## STATED TASK
Answer with one number: how many lines have "JSON".

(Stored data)
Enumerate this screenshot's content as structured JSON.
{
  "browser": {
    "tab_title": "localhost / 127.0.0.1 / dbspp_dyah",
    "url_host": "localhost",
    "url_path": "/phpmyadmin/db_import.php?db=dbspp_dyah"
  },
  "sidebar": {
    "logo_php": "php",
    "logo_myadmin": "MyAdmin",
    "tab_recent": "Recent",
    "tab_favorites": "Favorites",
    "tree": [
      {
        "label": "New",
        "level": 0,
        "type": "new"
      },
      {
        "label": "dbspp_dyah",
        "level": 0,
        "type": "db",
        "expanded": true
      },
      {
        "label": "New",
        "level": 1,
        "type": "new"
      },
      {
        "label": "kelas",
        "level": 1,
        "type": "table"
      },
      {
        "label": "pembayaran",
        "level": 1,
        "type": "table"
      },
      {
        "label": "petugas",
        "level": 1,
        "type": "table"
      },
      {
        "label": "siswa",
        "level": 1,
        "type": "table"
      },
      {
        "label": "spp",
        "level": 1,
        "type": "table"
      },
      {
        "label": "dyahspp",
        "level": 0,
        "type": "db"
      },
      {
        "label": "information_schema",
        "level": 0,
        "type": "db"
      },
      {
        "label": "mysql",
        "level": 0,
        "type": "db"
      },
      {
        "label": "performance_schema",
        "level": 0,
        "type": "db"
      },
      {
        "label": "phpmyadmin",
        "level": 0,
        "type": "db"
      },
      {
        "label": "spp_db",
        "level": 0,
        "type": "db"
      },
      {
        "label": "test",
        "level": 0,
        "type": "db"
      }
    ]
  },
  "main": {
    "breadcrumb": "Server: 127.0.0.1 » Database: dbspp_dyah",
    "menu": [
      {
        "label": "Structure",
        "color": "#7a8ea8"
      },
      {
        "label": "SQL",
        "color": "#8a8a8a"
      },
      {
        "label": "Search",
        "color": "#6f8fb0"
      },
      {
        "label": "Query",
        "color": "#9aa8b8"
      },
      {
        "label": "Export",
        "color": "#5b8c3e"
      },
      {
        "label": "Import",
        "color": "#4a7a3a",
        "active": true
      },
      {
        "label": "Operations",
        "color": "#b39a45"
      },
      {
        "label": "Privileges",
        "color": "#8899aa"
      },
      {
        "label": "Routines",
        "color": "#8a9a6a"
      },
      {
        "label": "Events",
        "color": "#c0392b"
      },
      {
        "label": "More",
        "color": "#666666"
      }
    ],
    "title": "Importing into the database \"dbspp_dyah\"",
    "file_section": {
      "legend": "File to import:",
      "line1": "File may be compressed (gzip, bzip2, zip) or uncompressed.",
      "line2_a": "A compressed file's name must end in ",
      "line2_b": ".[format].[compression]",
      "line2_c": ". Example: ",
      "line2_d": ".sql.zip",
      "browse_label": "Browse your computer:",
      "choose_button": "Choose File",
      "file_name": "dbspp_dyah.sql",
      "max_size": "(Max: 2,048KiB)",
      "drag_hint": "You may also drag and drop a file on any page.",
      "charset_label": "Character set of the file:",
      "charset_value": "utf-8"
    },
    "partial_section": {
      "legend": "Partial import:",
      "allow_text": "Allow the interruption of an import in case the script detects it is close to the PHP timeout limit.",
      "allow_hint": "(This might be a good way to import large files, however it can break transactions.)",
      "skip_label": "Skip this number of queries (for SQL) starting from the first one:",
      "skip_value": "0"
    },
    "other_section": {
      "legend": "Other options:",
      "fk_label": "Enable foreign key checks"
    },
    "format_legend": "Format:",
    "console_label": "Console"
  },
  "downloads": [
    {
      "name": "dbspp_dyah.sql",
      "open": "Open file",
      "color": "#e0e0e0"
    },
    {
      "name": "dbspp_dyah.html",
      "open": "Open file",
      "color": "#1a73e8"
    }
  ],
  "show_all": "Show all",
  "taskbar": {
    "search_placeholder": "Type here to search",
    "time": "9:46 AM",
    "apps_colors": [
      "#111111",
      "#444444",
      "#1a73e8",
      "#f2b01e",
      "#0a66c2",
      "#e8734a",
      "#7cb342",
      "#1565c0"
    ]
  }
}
--
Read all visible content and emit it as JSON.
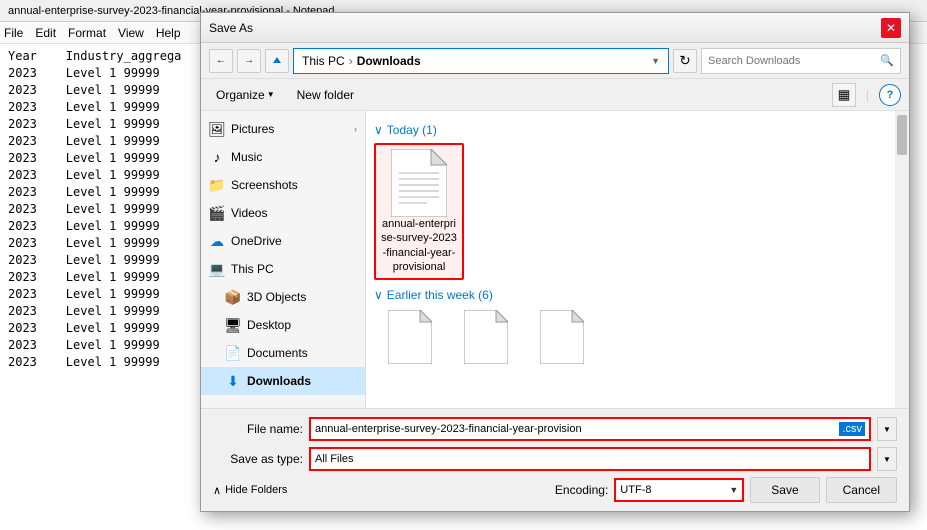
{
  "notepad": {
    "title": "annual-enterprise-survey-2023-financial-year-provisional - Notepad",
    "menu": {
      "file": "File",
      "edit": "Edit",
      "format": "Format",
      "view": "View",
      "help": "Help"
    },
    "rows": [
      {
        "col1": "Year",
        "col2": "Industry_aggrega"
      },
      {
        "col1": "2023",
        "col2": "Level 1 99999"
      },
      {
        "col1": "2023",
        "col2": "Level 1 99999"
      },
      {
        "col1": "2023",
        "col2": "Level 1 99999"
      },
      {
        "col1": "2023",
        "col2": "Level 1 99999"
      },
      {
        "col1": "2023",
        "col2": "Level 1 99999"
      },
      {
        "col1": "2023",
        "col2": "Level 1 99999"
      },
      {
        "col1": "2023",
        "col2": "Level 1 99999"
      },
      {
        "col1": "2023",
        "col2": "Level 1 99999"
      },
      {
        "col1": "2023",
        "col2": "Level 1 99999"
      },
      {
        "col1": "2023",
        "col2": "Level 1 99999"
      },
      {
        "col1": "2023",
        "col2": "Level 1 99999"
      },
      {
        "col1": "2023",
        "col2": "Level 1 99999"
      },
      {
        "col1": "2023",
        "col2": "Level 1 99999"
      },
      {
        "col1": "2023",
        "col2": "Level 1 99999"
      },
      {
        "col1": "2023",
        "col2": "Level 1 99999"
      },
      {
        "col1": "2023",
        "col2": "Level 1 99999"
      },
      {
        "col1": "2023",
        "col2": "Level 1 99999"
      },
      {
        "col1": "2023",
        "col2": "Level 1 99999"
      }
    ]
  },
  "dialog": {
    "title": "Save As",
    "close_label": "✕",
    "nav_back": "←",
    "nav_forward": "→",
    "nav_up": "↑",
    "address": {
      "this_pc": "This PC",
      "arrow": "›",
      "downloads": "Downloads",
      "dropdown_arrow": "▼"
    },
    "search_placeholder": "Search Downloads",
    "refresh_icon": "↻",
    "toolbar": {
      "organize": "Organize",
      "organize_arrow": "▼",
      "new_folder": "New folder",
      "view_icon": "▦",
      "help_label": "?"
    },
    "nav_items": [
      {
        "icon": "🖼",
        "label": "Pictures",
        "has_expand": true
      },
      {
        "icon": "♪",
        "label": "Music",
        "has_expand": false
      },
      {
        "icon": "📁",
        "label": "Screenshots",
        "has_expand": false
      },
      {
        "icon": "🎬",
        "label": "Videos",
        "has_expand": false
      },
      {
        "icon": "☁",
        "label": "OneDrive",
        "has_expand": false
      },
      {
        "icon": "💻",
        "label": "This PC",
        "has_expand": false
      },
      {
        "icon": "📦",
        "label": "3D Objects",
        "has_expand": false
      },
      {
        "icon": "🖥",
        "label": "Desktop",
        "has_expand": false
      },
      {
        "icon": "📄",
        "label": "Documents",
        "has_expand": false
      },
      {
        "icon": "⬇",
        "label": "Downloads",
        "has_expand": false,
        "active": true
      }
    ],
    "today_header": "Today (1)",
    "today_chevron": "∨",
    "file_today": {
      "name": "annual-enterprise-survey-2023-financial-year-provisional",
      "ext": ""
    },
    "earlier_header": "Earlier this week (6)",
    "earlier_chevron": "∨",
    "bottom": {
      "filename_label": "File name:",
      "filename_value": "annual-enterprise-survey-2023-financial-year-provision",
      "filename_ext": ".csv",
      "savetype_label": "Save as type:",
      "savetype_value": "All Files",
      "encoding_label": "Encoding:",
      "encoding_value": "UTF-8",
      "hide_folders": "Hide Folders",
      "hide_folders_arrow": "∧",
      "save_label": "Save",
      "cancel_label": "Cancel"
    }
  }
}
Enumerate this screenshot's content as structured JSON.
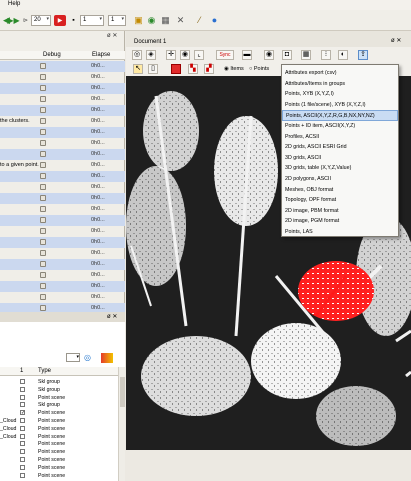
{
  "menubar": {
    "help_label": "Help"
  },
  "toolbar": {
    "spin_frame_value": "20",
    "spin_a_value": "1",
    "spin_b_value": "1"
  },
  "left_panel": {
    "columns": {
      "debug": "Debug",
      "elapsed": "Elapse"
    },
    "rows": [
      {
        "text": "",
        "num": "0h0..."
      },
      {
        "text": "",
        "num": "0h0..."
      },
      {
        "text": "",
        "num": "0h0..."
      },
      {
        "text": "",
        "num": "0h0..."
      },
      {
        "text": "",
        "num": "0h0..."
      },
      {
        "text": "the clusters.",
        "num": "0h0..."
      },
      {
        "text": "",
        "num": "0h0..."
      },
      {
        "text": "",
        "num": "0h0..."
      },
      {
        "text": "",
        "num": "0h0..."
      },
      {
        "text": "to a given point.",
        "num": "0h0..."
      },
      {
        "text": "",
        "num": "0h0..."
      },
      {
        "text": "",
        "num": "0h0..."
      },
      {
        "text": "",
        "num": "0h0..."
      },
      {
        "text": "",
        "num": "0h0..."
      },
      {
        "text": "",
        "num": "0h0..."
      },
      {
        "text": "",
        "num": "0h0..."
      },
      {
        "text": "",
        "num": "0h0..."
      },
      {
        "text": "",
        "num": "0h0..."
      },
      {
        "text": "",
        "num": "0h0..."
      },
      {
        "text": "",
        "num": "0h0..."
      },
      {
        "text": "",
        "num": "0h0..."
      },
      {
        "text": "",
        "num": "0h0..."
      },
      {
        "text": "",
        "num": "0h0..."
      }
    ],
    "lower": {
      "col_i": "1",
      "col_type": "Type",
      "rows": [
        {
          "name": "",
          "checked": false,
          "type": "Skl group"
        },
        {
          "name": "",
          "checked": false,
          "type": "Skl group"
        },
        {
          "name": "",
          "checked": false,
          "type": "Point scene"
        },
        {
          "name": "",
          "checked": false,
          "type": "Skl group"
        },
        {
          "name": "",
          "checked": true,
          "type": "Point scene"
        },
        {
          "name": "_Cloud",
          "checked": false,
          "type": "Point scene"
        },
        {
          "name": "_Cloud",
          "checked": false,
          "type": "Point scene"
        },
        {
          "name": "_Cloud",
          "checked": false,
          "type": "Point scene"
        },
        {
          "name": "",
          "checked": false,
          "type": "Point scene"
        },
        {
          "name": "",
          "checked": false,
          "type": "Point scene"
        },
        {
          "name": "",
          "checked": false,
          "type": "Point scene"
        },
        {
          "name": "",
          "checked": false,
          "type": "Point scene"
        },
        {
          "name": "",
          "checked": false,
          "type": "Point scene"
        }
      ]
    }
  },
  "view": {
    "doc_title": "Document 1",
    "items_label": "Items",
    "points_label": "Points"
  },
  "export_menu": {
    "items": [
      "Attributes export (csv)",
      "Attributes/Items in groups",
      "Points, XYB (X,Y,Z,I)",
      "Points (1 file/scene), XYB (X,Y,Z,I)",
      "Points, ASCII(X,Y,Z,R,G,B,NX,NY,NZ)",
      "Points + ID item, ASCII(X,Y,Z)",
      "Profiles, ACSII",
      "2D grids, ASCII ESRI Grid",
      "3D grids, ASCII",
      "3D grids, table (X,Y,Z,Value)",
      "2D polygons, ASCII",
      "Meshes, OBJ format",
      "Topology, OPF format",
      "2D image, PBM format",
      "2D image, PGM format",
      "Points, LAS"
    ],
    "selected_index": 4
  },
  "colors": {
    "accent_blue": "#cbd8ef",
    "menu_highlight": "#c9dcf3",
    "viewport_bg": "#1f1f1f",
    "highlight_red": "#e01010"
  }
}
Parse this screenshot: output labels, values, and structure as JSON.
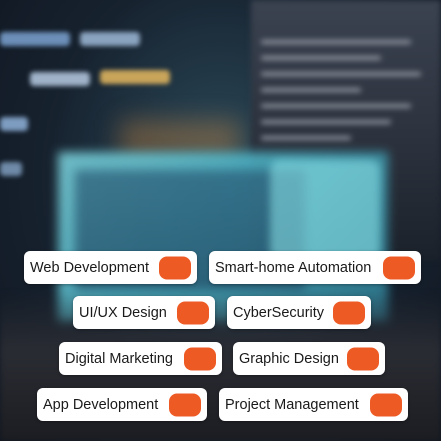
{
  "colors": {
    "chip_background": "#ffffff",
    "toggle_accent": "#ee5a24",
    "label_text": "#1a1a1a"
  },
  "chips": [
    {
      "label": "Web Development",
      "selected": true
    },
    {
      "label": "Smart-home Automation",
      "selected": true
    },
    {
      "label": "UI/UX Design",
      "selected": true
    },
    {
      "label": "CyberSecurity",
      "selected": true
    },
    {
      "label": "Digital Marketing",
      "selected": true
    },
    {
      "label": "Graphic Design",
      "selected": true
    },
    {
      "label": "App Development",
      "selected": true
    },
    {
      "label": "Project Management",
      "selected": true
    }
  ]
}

## ANSWER TO THE TASK
4